> [What the exercise asks]: Check every line below for the word "type" and show those that hold it.
-- start of Provided data --
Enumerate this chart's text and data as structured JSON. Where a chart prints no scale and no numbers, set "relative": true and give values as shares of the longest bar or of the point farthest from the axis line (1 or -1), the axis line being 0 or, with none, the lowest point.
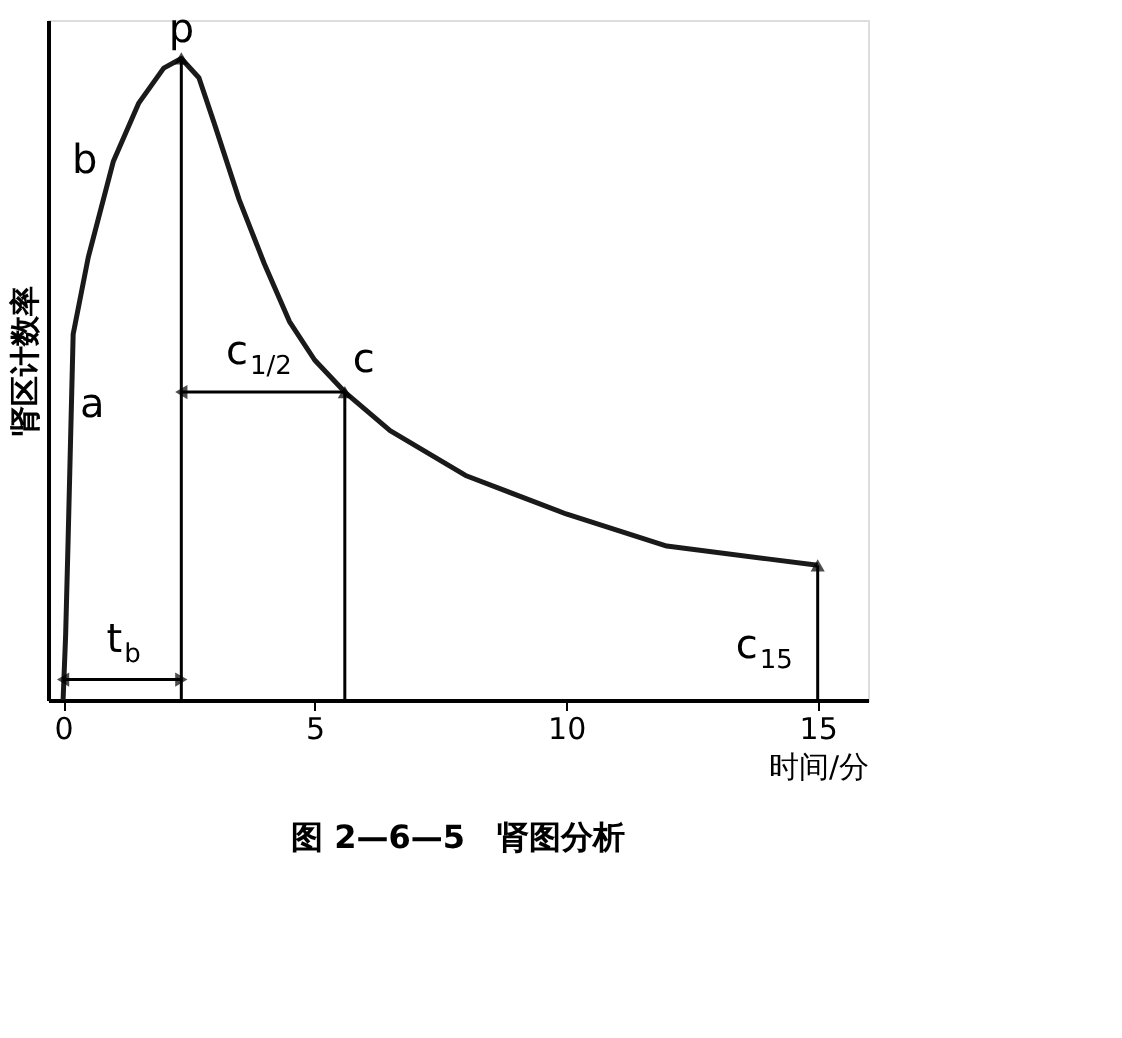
{
  "chart_data": {
    "type": "line",
    "title": "图 2—6—5　肾图分析",
    "xlabel": "时间/分",
    "ylabel": "肾区计数率",
    "relative": true,
    "color": "#1a1a1a",
    "grid": false,
    "marker": "none",
    "line_style": "solid",
    "x": [
      0,
      0.05,
      0.1,
      0.2,
      0.5,
      1.0,
      1.5,
      2.0,
      2.35,
      2.7,
      3.0,
      3.5,
      4.0,
      4.5,
      5.0,
      5.6,
      6.5,
      8,
      10,
      12,
      14,
      15
    ],
    "values": [
      0,
      0.1,
      0.25,
      0.57,
      0.69,
      0.84,
      0.93,
      0.985,
      1.0,
      0.97,
      0.9,
      0.78,
      0.68,
      0.59,
      0.53,
      0.48,
      0.42,
      0.35,
      0.29,
      0.24,
      0.22,
      0.21
    ],
    "xlim": [
      -0.3,
      16
    ],
    "xticks": [
      0,
      5,
      10,
      15
    ],
    "ref_lines": [
      {
        "axis": "x",
        "value": 2.35
      },
      {
        "axis": "x",
        "value": 5.6
      },
      {
        "axis": "x",
        "value": 15
      }
    ],
    "annotations": [
      {
        "text": "p",
        "x": 2.35,
        "y": 1.0
      },
      {
        "text": "b",
        "x": 1.0,
        "y": 0.84
      },
      {
        "text": "a",
        "x": 0.1,
        "y": 0.46
      },
      {
        "text": "c",
        "x": 5.6,
        "y": 0.48
      },
      "c$_{1/2}$",
      "t$_{b}$",
      "c$_{15}$"
    ]
  }
}
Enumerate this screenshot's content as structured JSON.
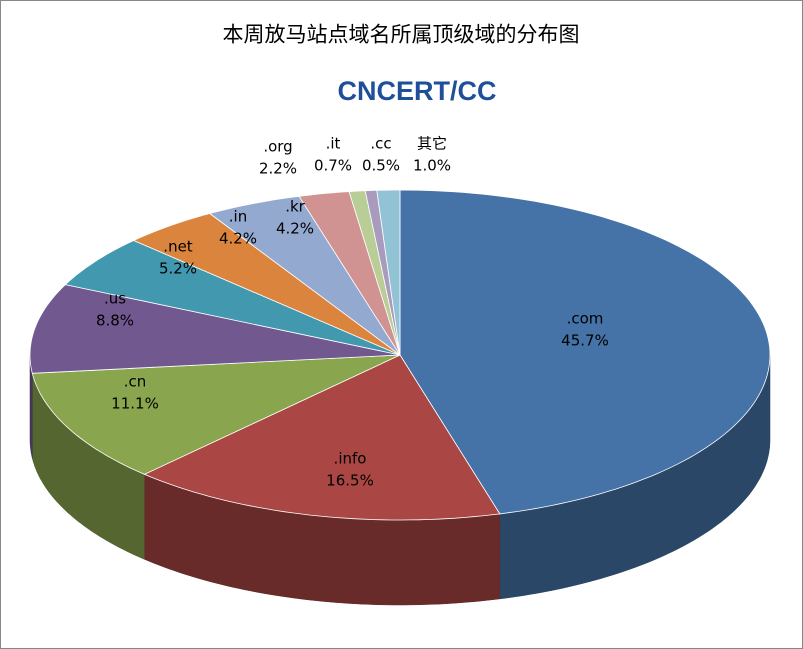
{
  "chart_data": {
    "type": "pie3d",
    "title": "本周放马站点域名所属顶级域的分布图",
    "logo": "CNCERT/CC",
    "categories": [
      ".com",
      ".info",
      ".cn",
      ".us",
      ".net",
      ".in",
      ".kr",
      ".org",
      ".it",
      ".cc",
      "其它"
    ],
    "values": [
      45.7,
      16.5,
      11.1,
      8.8,
      5.2,
      4.2,
      4.2,
      2.2,
      0.7,
      0.5,
      1.0
    ],
    "value_labels": [
      "45.7%",
      "16.5%",
      "11.1%",
      "8.8%",
      "5.2%",
      "4.2%",
      "4.2%",
      "2.2%",
      "0.7%",
      "0.5%",
      "1.0%"
    ],
    "colors": [
      "#4572a7",
      "#aa4643",
      "#89a54e",
      "#71588f",
      "#4198af",
      "#db843d",
      "#93a9cf",
      "#d19392",
      "#b9cd96",
      "#a99bbd",
      "#92c3d4"
    ]
  }
}
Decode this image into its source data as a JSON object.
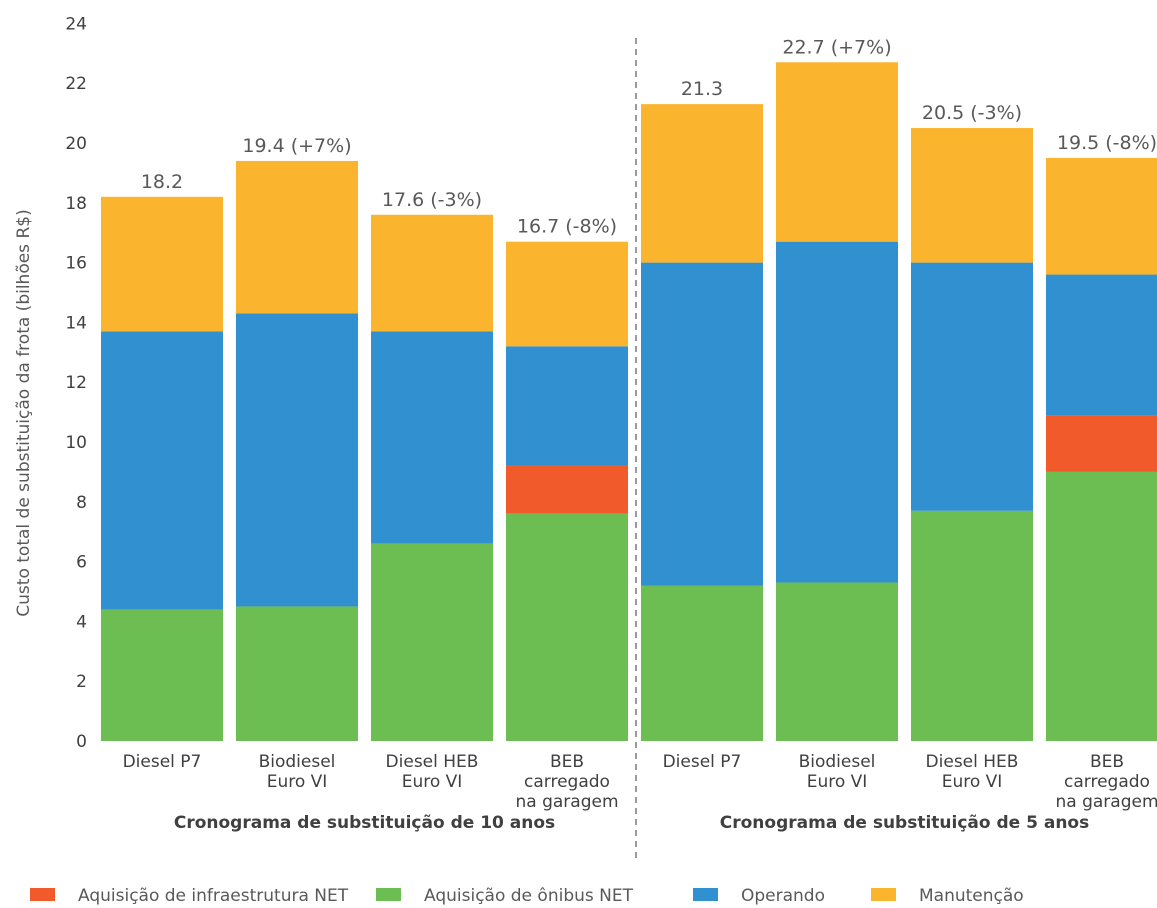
{
  "chart_data": {
    "type": "bar",
    "stacked": true,
    "ylabel": "Custo total de substituição da frota (bilhões R$)",
    "ylim": [
      0,
      24
    ],
    "yticks": [
      0,
      2,
      4,
      6,
      8,
      10,
      12,
      14,
      16,
      18,
      20,
      22,
      24
    ],
    "grid": false,
    "legend_position": "bottom",
    "categories": [
      [
        "Diesel P7"
      ],
      [
        "Biodiesel",
        "Euro VI"
      ],
      [
        "Diesel HEB",
        "Euro VI"
      ],
      [
        "BEB",
        "carregado",
        "na garagem"
      ],
      [
        "Diesel P7"
      ],
      [
        "Biodiesel",
        "Euro VI"
      ],
      [
        "Diesel HEB",
        "Euro VI"
      ],
      [
        "BEB",
        "carregado",
        "na garagem"
      ]
    ],
    "groups": [
      {
        "label": "Cronograma de substituição de 10 anos",
        "count": 4
      },
      {
        "label": "Cronograma de substituição de 5 anos",
        "count": 4
      }
    ],
    "totals": [
      "18.2",
      "19.4 (+7%)",
      "17.6 (-3%)",
      "16.7 (-8%)",
      "21.3",
      "22.7 (+7%)",
      "20.5 (-3%)",
      "19.5 (-8%)"
    ],
    "series": [
      {
        "name": "Aquisição de ônibus NET",
        "color": "#6dbe52",
        "values": [
          4.4,
          4.5,
          6.6,
          7.6,
          5.2,
          5.3,
          7.7,
          9.0
        ]
      },
      {
        "name": "Aquisição de infraestrutura NET",
        "color": "#f15a2b",
        "values": [
          0,
          0,
          0,
          1.6,
          0,
          0,
          0,
          1.9
        ]
      },
      {
        "name": "Operando",
        "color": "#3190d0",
        "values": [
          9.3,
          9.8,
          7.1,
          4.0,
          10.8,
          11.4,
          8.3,
          4.7
        ]
      },
      {
        "name": "Manutenção",
        "color": "#fbb42d",
        "values": [
          4.5,
          5.1,
          3.9,
          3.5,
          5.3,
          6.0,
          4.5,
          3.9
        ]
      }
    ],
    "legend_order": [
      "Aquisição de infraestrutura NET",
      "Aquisição de ônibus NET",
      "Operando",
      "Manutenção"
    ]
  }
}
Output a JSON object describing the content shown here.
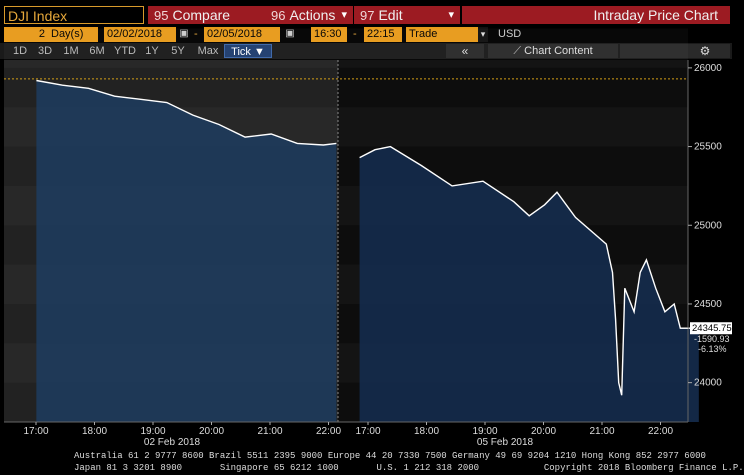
{
  "header": {
    "security": "DJI Index",
    "compare": {
      "num": "95",
      "label": "Compare"
    },
    "actions": {
      "num": "96",
      "label": "Actions"
    },
    "edit": {
      "num": "97",
      "label": "Edit"
    },
    "chart_title": "Intraday Price Chart"
  },
  "controls": {
    "days_num": "2",
    "days_unit": "Day(s)",
    "start_date": "02/02/2018",
    "end_date": "02/05/2018",
    "start_time": "16:30",
    "end_time": "22:15",
    "trade": "Trade",
    "currency": "USD",
    "dash": "-"
  },
  "periods": [
    "1D",
    "3D",
    "1M",
    "6M",
    "YTD",
    "1Y",
    "5Y",
    "Max"
  ],
  "tick_label": "Tick ▼",
  "chart_content_label": "Chart Content",
  "collapse_icon": "«",
  "settings_icon": "⚙",
  "colors": {
    "accent_orange": "#e89a1a",
    "red_button": "#9c1b22",
    "area_fill": "#1e3b5e",
    "line": "#ffffff",
    "ref_line": "#d4a017"
  },
  "chart_data": {
    "type": "area",
    "y_ticks": [
      24000,
      24500,
      25000,
      25500,
      26000
    ],
    "ylim": [
      23750,
      26050
    ],
    "x_tick_labels": [
      "17:00",
      "18:00",
      "19:00",
      "20:00",
      "21:00",
      "22:00",
      "17:00",
      "18:00",
      "19:00",
      "20:00",
      "21:00",
      "22:00"
    ],
    "date_labels": [
      "02 Feb 2018",
      "05 Feb 2018"
    ],
    "reference_line": 25930,
    "last_price": "24345.75",
    "net_change": "-1590.93",
    "pct_change": "-6.13%",
    "series": [
      {
        "session": "02 Feb 2018",
        "points": [
          [
            0,
            25920
          ],
          [
            0.5,
            25890
          ],
          [
            1,
            25870
          ],
          [
            1.5,
            25820
          ],
          [
            2,
            25800
          ],
          [
            2.5,
            25780
          ],
          [
            3,
            25700
          ],
          [
            3.5,
            25640
          ],
          [
            4,
            25560
          ],
          [
            4.5,
            25580
          ],
          [
            5,
            25520
          ],
          [
            5.5,
            25510
          ],
          [
            5.75,
            25520
          ]
        ]
      },
      {
        "session": "05 Feb 2018",
        "points": [
          [
            6,
            25430
          ],
          [
            6.25,
            25480
          ],
          [
            6.5,
            25500
          ],
          [
            7,
            25380
          ],
          [
            7.5,
            25250
          ],
          [
            8,
            25280
          ],
          [
            8.5,
            25150
          ],
          [
            8.75,
            25060
          ],
          [
            9,
            25130
          ],
          [
            9.2,
            25210
          ],
          [
            9.5,
            25050
          ],
          [
            10,
            24880
          ],
          [
            10.1,
            24700
          ],
          [
            10.15,
            24400
          ],
          [
            10.2,
            24000
          ],
          [
            10.25,
            23920
          ],
          [
            10.3,
            24600
          ],
          [
            10.45,
            24450
          ],
          [
            10.55,
            24700
          ],
          [
            10.65,
            24780
          ],
          [
            10.8,
            24600
          ],
          [
            10.95,
            24450
          ],
          [
            11.1,
            24500
          ],
          [
            11.2,
            24345.75
          ],
          [
            11.5,
            24345.75
          ]
        ]
      }
    ]
  },
  "footer": {
    "line1": "Australia 61 2 9777 8600 Brazil 5511 2395 9000 Europe 44 20 7330 7500 Germany 49 69 9204 1210 Hong Kong 852 2977 6000",
    "line2": "Japan 81 3 3201 8900       Singapore 65 6212 1000       U.S. 1 212 318 2000            Copyright 2018 Bloomberg Finance L.P."
  }
}
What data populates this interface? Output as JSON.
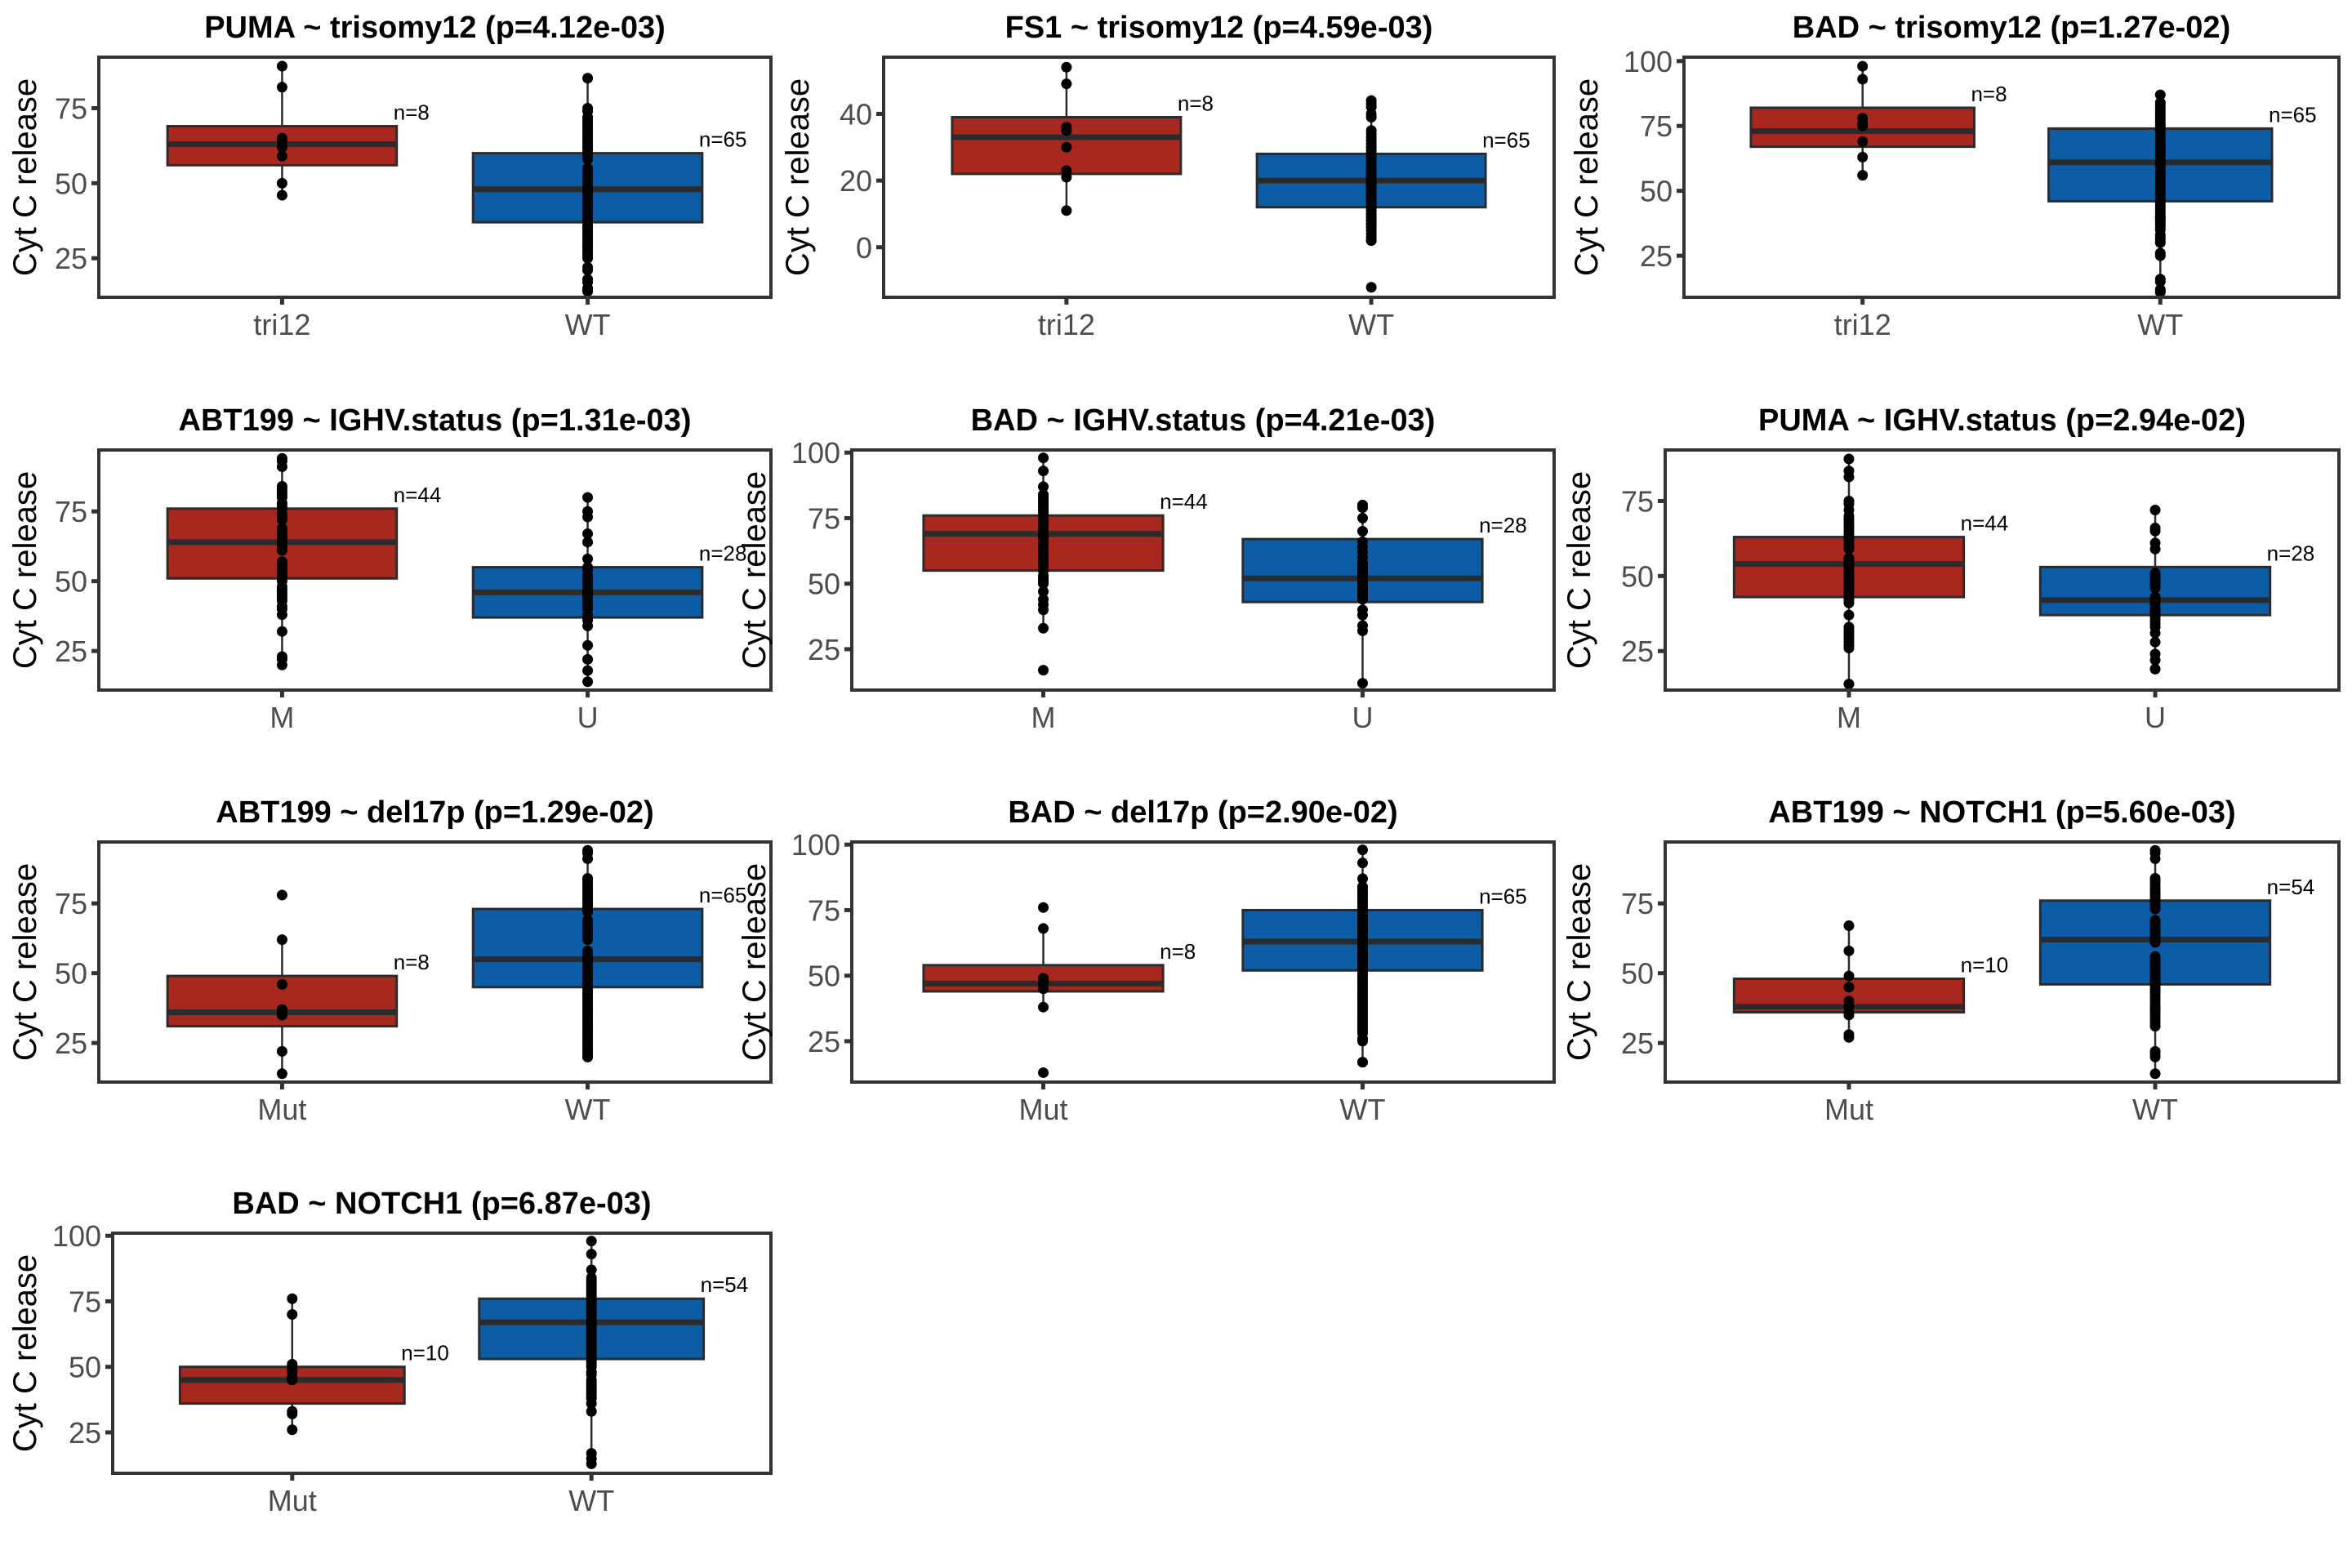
-- end of Provided data --
> [Output of the task]:
    "type": "line",
    "type": "pie3d",
    "type": "bar",
    "type": "area",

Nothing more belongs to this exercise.